* BEGIN GIVEN INFORMATION *

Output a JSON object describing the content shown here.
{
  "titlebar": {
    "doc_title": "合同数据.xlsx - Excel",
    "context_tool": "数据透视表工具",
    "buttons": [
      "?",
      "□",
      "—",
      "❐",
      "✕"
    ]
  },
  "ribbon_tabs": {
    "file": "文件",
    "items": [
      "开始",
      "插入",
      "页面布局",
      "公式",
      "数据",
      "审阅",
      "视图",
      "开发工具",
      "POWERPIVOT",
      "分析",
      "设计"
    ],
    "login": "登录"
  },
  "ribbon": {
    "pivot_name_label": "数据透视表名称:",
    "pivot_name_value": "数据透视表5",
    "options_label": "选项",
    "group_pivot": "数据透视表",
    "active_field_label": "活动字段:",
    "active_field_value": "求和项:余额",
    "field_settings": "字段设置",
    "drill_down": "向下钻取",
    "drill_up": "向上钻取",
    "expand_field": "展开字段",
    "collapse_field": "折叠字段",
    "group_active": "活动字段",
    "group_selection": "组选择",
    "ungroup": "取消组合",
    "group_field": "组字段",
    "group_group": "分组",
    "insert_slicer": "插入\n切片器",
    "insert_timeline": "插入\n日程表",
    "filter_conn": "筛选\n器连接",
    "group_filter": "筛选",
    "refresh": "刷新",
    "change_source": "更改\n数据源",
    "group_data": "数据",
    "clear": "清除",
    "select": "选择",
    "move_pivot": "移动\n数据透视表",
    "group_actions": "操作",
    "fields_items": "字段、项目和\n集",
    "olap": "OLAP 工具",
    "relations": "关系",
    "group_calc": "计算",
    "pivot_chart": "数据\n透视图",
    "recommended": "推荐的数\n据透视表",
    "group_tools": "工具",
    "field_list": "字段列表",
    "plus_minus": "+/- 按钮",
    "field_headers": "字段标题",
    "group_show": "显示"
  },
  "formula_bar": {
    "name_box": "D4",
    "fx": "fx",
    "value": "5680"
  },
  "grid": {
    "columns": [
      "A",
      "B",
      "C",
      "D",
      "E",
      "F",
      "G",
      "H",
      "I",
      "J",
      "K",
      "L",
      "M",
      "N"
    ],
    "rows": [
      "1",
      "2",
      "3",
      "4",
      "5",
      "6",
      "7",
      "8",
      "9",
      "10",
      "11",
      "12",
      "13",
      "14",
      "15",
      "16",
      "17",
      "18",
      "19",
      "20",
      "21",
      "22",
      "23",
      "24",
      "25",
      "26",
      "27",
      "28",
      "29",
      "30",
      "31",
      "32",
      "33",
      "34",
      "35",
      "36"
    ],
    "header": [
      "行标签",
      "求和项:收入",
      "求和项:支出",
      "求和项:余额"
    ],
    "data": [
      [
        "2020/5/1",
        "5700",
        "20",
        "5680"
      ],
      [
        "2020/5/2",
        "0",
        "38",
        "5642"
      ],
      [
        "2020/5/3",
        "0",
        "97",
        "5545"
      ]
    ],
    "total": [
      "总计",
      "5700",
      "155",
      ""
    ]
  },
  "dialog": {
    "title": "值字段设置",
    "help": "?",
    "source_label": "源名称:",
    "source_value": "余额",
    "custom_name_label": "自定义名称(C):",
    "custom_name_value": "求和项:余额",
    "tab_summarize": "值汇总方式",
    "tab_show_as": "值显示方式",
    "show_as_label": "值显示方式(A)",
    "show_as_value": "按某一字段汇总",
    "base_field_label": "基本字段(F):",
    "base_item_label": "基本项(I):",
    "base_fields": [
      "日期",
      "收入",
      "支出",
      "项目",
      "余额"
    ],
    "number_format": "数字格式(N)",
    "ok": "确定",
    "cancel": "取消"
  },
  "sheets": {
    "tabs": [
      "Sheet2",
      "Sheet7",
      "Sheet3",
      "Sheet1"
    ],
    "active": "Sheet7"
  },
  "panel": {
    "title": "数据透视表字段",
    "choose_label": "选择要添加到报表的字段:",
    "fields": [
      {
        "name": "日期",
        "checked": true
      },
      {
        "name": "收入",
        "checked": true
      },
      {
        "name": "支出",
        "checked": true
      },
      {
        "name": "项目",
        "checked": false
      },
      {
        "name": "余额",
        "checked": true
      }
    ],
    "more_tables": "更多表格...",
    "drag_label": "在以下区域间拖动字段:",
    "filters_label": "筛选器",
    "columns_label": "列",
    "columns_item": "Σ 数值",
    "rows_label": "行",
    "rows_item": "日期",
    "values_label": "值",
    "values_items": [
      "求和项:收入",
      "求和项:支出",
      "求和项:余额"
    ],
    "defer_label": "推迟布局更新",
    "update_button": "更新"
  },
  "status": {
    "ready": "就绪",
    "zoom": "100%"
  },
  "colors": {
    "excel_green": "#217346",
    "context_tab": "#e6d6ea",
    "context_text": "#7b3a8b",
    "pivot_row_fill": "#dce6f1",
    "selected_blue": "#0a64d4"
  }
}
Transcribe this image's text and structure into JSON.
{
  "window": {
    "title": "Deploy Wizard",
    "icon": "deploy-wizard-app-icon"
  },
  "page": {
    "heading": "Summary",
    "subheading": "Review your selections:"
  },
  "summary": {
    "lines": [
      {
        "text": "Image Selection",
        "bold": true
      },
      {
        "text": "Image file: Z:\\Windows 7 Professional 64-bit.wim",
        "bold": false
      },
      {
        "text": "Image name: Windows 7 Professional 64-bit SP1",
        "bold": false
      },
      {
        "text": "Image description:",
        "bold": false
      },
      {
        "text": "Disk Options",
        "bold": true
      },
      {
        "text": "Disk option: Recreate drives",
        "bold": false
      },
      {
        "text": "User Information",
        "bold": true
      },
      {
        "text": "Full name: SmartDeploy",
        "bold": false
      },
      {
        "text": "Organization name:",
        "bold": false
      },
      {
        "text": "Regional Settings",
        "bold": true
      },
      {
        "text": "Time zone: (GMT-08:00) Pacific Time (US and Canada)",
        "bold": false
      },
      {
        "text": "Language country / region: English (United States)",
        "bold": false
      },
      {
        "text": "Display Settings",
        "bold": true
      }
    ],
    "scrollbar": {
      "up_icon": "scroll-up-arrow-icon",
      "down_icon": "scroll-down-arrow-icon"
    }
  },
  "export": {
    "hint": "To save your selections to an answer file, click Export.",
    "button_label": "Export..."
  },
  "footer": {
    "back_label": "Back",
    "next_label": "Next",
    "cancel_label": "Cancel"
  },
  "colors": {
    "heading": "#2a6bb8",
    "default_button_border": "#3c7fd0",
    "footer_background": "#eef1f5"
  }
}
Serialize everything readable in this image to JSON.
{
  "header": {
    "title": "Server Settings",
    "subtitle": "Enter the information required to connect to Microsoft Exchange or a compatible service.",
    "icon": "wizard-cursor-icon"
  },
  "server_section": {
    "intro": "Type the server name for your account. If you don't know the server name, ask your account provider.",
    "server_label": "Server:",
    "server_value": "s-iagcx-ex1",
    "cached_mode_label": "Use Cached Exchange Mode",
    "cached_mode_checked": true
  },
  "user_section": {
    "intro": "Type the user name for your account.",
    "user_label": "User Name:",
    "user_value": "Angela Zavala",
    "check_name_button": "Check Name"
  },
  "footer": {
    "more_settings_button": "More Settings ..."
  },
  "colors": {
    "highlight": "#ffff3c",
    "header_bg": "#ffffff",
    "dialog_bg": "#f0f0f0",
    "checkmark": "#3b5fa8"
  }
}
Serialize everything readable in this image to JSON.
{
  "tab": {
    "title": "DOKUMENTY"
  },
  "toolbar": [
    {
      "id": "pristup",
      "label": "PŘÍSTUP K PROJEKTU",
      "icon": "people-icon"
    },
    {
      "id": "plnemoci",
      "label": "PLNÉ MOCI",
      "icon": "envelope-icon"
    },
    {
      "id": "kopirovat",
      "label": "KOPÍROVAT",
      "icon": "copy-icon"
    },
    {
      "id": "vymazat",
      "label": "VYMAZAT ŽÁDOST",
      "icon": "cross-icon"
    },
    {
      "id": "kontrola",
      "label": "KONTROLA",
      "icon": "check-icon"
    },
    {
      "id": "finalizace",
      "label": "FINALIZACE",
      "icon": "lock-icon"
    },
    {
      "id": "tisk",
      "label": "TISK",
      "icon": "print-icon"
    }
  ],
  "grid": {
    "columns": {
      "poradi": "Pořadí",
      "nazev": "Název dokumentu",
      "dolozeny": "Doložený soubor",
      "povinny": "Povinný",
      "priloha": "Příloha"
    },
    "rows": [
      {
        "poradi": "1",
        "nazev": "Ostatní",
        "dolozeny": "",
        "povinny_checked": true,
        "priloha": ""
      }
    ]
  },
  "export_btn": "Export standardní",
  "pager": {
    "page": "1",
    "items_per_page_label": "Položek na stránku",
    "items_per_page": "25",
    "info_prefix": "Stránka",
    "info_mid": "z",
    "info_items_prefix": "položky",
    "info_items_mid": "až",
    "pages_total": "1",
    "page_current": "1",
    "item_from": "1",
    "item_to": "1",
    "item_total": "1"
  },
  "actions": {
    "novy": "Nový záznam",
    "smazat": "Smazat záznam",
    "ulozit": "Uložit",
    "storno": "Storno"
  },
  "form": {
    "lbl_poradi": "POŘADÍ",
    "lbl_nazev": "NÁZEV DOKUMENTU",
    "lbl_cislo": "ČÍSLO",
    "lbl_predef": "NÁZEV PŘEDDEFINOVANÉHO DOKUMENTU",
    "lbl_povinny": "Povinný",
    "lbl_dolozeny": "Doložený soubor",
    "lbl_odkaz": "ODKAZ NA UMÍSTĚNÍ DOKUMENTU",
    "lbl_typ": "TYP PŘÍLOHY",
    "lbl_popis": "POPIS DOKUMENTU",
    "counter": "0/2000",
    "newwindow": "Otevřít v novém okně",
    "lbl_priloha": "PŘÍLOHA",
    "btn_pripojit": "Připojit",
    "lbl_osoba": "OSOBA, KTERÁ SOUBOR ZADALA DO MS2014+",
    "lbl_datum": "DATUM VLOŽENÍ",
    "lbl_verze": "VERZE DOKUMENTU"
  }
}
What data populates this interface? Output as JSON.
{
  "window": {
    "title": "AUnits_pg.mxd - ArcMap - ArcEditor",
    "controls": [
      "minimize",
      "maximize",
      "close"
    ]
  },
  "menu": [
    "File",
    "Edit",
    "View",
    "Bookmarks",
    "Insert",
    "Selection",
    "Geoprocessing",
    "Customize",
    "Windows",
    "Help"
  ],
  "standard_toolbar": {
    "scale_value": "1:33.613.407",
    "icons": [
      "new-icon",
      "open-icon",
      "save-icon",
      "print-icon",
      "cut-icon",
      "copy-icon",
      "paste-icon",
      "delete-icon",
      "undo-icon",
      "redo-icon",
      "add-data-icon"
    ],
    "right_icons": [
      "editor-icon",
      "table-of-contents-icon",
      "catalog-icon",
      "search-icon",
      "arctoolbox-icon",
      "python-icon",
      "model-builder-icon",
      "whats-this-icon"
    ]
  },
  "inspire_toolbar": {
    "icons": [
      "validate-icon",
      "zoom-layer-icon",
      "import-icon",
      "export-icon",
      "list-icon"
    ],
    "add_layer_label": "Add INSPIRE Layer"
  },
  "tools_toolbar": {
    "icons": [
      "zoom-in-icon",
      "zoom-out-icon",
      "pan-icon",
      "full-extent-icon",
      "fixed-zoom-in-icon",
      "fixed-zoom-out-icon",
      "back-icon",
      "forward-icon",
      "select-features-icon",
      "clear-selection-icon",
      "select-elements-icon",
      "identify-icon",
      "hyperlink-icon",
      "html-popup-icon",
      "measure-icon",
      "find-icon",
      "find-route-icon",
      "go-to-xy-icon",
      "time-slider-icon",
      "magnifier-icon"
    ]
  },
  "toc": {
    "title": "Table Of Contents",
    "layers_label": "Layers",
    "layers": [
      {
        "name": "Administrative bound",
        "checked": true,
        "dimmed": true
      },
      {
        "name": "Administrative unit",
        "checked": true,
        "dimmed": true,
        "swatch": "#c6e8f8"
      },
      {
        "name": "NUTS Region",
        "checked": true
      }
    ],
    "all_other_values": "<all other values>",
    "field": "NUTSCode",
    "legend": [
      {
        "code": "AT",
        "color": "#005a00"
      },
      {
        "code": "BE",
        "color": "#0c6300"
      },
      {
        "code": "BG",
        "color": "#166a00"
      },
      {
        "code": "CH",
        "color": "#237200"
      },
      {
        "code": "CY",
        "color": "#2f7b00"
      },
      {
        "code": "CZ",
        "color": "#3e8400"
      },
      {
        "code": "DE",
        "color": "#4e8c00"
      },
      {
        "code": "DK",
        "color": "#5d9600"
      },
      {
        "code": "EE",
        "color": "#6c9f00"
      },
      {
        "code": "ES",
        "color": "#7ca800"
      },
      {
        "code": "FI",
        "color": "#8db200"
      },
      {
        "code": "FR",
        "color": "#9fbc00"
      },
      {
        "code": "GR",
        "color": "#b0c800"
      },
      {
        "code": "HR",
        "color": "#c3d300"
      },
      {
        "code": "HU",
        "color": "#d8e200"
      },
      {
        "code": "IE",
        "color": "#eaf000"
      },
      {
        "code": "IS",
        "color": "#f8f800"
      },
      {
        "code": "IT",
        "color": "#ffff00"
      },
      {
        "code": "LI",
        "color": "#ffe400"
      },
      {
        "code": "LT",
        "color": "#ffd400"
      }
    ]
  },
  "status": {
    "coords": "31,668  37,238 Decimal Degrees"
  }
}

* END GIVEN INFORMATION *

Point out every line holding the string "Windows" and copy it.

RESULT OF THE TASK:
        "text": "Image file: Z:\\Windows 7 Professional 64-bit.wim",
        "text": "Image name: Windows 7 Professional 64-bit SP1",
    "Windows",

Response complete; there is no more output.